### [DATA FOR THIS EXERCISE]
● ● ●

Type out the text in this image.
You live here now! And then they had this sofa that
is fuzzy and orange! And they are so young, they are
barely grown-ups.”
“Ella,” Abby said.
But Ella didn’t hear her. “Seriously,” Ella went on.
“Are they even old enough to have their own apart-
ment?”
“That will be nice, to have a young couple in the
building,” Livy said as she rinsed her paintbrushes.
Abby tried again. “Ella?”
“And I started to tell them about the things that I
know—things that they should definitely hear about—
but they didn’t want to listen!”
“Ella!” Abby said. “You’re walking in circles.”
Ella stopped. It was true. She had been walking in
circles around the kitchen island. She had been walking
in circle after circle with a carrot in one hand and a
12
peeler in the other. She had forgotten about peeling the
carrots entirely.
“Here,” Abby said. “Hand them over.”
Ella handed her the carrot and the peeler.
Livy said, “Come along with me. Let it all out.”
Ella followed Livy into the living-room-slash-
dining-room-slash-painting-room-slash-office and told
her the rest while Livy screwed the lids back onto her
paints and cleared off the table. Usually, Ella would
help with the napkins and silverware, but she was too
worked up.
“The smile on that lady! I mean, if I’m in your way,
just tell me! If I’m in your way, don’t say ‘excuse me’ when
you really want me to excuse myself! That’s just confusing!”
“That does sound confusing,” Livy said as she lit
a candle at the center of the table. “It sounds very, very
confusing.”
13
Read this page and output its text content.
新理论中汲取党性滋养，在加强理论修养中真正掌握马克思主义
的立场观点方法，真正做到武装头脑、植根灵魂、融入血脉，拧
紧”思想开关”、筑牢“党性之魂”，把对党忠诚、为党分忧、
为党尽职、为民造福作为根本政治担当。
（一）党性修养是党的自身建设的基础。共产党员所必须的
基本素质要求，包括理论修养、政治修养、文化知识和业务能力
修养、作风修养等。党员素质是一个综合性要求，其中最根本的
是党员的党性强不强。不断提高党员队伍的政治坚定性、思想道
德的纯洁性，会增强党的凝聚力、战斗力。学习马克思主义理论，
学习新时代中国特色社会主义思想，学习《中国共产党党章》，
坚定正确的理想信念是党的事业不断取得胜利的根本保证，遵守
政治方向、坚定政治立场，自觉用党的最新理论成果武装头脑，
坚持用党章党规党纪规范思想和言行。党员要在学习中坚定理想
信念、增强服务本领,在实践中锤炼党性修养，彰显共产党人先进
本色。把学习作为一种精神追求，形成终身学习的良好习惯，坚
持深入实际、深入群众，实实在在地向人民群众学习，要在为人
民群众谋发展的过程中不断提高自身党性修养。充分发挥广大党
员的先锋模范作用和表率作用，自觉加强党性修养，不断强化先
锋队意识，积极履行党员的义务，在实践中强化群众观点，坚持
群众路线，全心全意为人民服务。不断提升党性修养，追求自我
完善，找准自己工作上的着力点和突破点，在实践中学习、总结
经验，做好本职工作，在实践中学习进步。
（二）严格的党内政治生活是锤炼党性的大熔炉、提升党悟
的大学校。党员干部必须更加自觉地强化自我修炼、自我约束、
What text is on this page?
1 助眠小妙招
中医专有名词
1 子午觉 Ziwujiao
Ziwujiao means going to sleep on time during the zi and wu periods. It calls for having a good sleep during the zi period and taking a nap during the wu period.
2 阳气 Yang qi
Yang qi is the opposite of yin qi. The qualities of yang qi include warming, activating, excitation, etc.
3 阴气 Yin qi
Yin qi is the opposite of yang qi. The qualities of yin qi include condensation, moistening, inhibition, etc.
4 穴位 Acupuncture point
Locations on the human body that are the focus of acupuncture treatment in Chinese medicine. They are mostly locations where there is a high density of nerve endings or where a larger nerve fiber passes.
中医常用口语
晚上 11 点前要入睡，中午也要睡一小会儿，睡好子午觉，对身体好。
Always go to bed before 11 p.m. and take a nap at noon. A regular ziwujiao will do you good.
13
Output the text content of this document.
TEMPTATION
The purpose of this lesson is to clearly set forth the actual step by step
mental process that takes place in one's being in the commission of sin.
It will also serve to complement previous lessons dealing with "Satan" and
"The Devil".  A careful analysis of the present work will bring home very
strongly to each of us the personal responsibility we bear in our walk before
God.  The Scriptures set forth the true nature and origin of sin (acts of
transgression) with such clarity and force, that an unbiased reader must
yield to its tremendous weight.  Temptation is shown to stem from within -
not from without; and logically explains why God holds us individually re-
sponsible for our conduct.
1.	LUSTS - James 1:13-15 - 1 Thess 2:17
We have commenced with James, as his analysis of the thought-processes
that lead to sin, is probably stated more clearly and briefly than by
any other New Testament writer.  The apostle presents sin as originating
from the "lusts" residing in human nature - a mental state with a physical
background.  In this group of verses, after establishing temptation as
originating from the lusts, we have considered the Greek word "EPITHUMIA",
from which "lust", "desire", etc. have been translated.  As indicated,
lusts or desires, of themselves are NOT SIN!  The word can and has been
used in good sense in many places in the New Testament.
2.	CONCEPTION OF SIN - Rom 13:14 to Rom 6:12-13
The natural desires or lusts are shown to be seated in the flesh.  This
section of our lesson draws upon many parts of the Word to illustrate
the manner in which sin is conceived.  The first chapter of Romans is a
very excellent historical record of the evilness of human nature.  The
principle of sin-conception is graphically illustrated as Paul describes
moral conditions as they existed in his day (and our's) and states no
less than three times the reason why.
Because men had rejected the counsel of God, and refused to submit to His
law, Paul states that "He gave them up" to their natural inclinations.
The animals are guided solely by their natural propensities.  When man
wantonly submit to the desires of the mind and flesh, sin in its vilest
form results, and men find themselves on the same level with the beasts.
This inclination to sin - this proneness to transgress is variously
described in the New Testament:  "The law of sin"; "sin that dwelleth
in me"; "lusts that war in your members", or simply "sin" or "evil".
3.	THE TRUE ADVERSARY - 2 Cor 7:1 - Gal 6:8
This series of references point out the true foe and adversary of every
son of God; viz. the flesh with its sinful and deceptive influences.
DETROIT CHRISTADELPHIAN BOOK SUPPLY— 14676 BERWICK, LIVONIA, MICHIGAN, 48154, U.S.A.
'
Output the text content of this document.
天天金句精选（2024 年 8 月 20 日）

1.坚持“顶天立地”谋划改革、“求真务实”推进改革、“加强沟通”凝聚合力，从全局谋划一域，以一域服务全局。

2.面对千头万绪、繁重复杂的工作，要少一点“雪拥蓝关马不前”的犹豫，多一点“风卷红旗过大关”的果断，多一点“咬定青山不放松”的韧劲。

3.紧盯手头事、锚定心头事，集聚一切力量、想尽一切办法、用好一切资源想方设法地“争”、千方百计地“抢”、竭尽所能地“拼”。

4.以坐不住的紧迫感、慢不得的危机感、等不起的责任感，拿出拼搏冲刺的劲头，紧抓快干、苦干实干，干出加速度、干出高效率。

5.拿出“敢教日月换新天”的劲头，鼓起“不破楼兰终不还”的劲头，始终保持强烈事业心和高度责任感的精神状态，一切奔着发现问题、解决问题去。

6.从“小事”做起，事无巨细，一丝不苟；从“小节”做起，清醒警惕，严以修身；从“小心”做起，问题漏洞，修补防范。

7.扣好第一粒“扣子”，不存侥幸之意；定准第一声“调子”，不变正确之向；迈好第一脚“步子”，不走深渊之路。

● ● ●

Word for word, write out the data.

### [SOLUTION TO THE EXERCISE]
Type out the text in this image.
You live here now! And then they had this sofa that
is fuzzy and orange! And they are so young, they are
barely grown-ups.”
“Ella,” Abby said.
But Ella didn’t hear her. “Seriously,” Ella went on.
“Are they even old enough to have their own apart-
ment?”
“That will be nice, to have a young couple in the
building,” Livy said as she rinsed her paintbrushes.
Abby tried again. “Ella?”
“And I started to tell them about the things that I
know—things that they should definitely hear about—
but they didn’t want to listen!”
“Ella!” Abby said. “You’re walking in circles.”
Ella stopped. It was true. She had been walking in
circles around the kitchen island. She had been walking
in circle after circle with a carrot in one hand and a
12
peeler in the other. She had forgotten about peeling the
carrots entirely.
“Here,” Abby said. “Hand them over.”
Ella handed her the carrot and the peeler.
Livy said, “Come along with me. Let it all out.”
Ella followed Livy into the living-room-slash-
dining-room-slash-painting-room-slash-office and told
her the rest while Livy screwed the lids back onto her
paints and cleared off the table. Usually, Ella would
help with the napkins and silverware, but she was too
worked up.
“The smile on that lady! I mean, if I’m in your way,
just tell me! If I’m in your way, don’t say ‘excuse me’ when
you really want me to excuse myself! That’s just confusing!”
“That does sound confusing,” Livy said as she lit
a candle at the center of the table. “It sounds very, very
confusing.”
13
Read this page and output its text content.
新理论中汲取党性滋养，在加强理论修养中真正掌握马克思主义
的立场观点方法，真正做到武装头脑、植根灵魂、融入血脉，拧
紧”思想开关”、筑牢“党性之魂”，把对党忠诚、为党分忧、
为党尽职、为民造福作为根本政治担当。
（一）党性修养是党的自身建设的基础。共产党员所必须的
基本素质要求，包括理论修养、政治修养、文化知识和业务能力
修养、作风修养等。党员素质是一个综合性要求，其中最根本的
是党员的党性强不强。不断提高党员队伍的政治坚定性、思想道
德的纯洁性，会增强党的凝聚力、战斗力。学习马克思主义理论，
学习新时代中国特色社会主义思想，学习《中国共产党党章》，
坚定正确的理想信念是党的事业不断取得胜利的根本保证，遵守
政治方向、坚定政治立场，自觉用党的最新理论成果武装头脑，
坚持用党章党规党纪规范思想和言行。党员要在学习中坚定理想
信念、增强服务本领,在实践中锤炼党性修养，彰显共产党人先进
本色。把学习作为一种精神追求，形成终身学习的良好习惯，坚
持深入实际、深入群众，实实在在地向人民群众学习，要在为人
民群众谋发展的过程中不断提高自身党性修养。充分发挥广大党
员的先锋模范作用和表率作用，自觉加强党性修养，不断强化先
锋队意识，积极履行党员的义务，在实践中强化群众观点，坚持
群众路线，全心全意为人民服务。不断提升党性修养，追求自我
完善，找准自己工作上的着力点和突破点，在实践中学习、总结
经验，做好本职工作，在实践中学习进步。
（二）严格的党内政治生活是锤炼党性的大熔炉、提升党悟
的大学校。党员干部必须更加自觉地强化自我修炼、自我约束、
What text is on this page?
1 助眠小妙招
中医专有名词
1 子午觉 Ziwujiao
Ziwujiao means going to sleep on time during the zi and wu periods. It calls for having a good sleep during the zi period and taking a nap during the wu period.
2 阳气 Yang qi
Yang qi is the opposite of yin qi. The qualities of yang qi include warming, activating, excitation, etc.
3 阴气 Yin qi
Yin qi is the opposite of yang qi. The qualities of yin qi include condensation, moistening, inhibition, etc.
4 穴位 Acupuncture point
Locations on the human body that are the focus of acupuncture treatment in Chinese medicine. They are mostly locations where there is a high density of nerve endings or where a larger nerve fiber passes.
中医常用口语
晚上 11 点前要入睡，中午也要睡一小会儿，睡好子午觉，对身体好。
Always go to bed before 11 p.m. and take a nap at noon. A regular ziwujiao will do you good.
13
Output the text content of this document.
TEMPTATION
The purpose of this lesson is to clearly set forth the actual step by step
mental process that takes place in one's being in the commission of sin.
It will also serve to complement previous lessons dealing with "Satan" and
"The Devil".  A careful analysis of the present work will bring home very
strongly to each of us the personal responsibility we bear in our walk before
God.  The Scriptures set forth the true nature and origin of sin (acts of
transgression) with such clarity and force, that an unbiased reader must
yield to its tremendous weight.  Temptation is shown to stem from within -
not from without; and logically explains why God holds us individually re-
sponsible for our conduct.
1.	LUSTS - James 1:13-15 - 1 Thess 2:17
We have commenced with James, as his analysis of the thought-processes
that lead to sin, is probably stated more clearly and briefly than by
any other New Testament writer.  The apostle presents sin as originating
from the "lusts" residing in human nature - a mental state with a physical
background.  In this group of verses, after establishing temptation as
originating from the lusts, we have considered the Greek word "EPITHUMIA",
from which "lust", "desire", etc. have been translated.  As indicated,
lusts or desires, of themselves are NOT SIN!  The word can and has been
used in good sense in many places in the New Testament.
2.	CONCEPTION OF SIN - Rom 13:14 to Rom 6:12-13
The natural desires or lusts are shown to be seated in the flesh.  This
section of our lesson draws upon many parts of the Word to illustrate
the manner in which sin is conceived.  The first chapter of Romans is a
very excellent historical record of the evilness of human nature.  The
principle of sin-conception is graphically illustrated as Paul describes
moral conditions as they existed in his day (and our's) and states no
less than three times the reason why.
Because men had rejected the counsel of God, and refused to submit to His
law, Paul states that "He gave them up" to their natural inclinations.
The animals are guided solely by their natural propensities.  When man
wantonly submit to the desires of the mind and flesh, sin in its vilest
form results, and men find themselves on the same level with the beasts.
This inclination to sin - this proneness to transgress is variously
described in the New Testament:  "The law of sin"; "sin that dwelleth
in me"; "lusts that war in your members", or simply "sin" or "evil".
3.	THE TRUE ADVERSARY - 2 Cor 7:1 - Gal 6:8
This series of references point out the true foe and adversary of every
son of God; viz. the flesh with its sinful and deceptive influences.
DETROIT CHRISTADELPHIAN BOOK SUPPLY— 14676 BERWICK, LIVONIA, MICHIGAN, 48154, U.S.A.
'
Output the text content of this document.
天天金句精选（2024 年 8 月 20 日）

1.坚持“顶天立地”谋划改革、“求真务实”推进改革、“加强沟通”凝聚合力，从全局谋划一域，以一域服务全局。

2.面对千头万绪、繁重复杂的工作，要少一点“雪拥蓝关马不前”的犹豫，多一点“风卷红旗过大关”的果断，多一点“咬定青山不放松”的韧劲。

3.紧盯手头事、锚定心头事，集聚一切力量、想尽一切办法、用好一切资源想方设法地“争”、千方百计地“抢”、竭尽所能地“拼”。

4.以坐不住的紧迫感、慢不得的危机感、等不起的责任感，拿出拼搏冲刺的劲头，紧抓快干、苦干实干，干出加速度、干出高效率。

5.拿出“敢教日月换新天”的劲头，鼓起“不破楼兰终不还”的劲头，始终保持强烈事业心和高度责任感的精神状态，一切奔着发现问题、解决问题去。

6.从“小事”做起，事无巨细，一丝不苟；从“小节”做起，清醒警惕，严以修身；从“小心”做起，问题漏洞，修补防范。

7.扣好第一粒“扣子”，不存侥幸之意；定准第一声“调子”，不变正确之向；迈好第一脚“步子”，不走深渊之路。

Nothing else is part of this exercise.